■ **Brief**: Lines that contain the string "icon" are to be copied; leave out all others.

■ **Input material**:
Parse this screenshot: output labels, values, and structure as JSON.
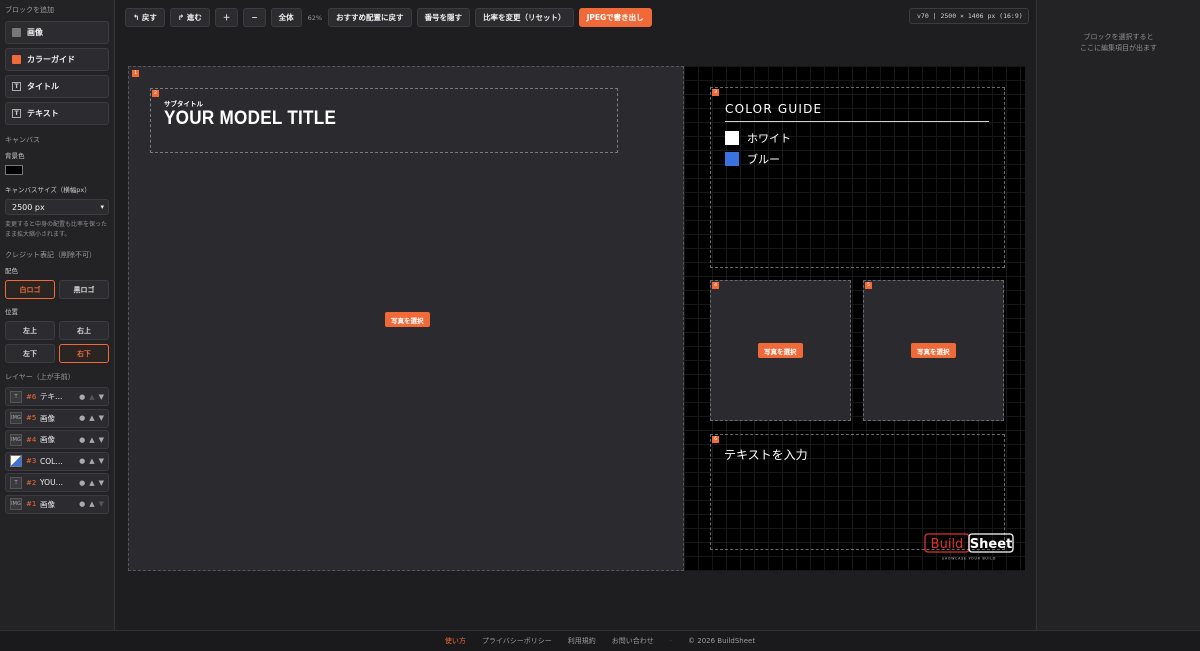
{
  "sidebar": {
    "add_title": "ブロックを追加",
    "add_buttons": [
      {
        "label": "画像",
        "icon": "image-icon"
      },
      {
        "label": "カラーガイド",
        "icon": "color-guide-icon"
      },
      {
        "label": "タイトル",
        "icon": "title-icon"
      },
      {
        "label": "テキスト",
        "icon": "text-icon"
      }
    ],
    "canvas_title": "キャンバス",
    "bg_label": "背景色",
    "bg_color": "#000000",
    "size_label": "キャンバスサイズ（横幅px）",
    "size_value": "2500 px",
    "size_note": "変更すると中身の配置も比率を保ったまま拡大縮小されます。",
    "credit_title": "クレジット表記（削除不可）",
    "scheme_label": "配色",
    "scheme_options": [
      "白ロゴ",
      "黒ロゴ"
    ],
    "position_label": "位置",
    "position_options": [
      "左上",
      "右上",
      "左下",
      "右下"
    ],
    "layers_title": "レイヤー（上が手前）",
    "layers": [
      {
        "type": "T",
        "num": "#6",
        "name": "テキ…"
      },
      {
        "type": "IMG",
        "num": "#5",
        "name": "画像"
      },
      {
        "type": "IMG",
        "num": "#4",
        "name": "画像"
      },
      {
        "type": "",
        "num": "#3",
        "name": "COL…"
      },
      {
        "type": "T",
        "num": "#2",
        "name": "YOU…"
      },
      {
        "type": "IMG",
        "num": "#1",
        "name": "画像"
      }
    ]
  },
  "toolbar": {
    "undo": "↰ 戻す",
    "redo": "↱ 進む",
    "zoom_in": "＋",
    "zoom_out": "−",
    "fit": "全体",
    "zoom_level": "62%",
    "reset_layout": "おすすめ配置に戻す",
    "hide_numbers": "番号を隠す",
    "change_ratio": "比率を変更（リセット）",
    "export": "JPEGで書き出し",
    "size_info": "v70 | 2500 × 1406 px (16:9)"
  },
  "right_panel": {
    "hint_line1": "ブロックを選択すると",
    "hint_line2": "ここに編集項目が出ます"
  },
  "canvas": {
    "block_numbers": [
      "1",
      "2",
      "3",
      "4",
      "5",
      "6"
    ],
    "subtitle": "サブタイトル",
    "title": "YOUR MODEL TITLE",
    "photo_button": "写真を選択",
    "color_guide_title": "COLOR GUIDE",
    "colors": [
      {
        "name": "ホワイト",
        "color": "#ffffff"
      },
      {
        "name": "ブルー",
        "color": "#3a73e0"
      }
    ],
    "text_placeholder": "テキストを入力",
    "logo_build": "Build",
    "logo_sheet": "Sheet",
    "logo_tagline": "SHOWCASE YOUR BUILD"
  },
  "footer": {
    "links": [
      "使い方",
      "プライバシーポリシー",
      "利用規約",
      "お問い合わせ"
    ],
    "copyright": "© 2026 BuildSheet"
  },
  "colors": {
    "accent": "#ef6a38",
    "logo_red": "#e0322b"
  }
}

■ **Correct result**:
        "icon": "image-icon"
        "icon": "color-guide-icon"
        "icon": "title-icon"
        "icon": "text-icon"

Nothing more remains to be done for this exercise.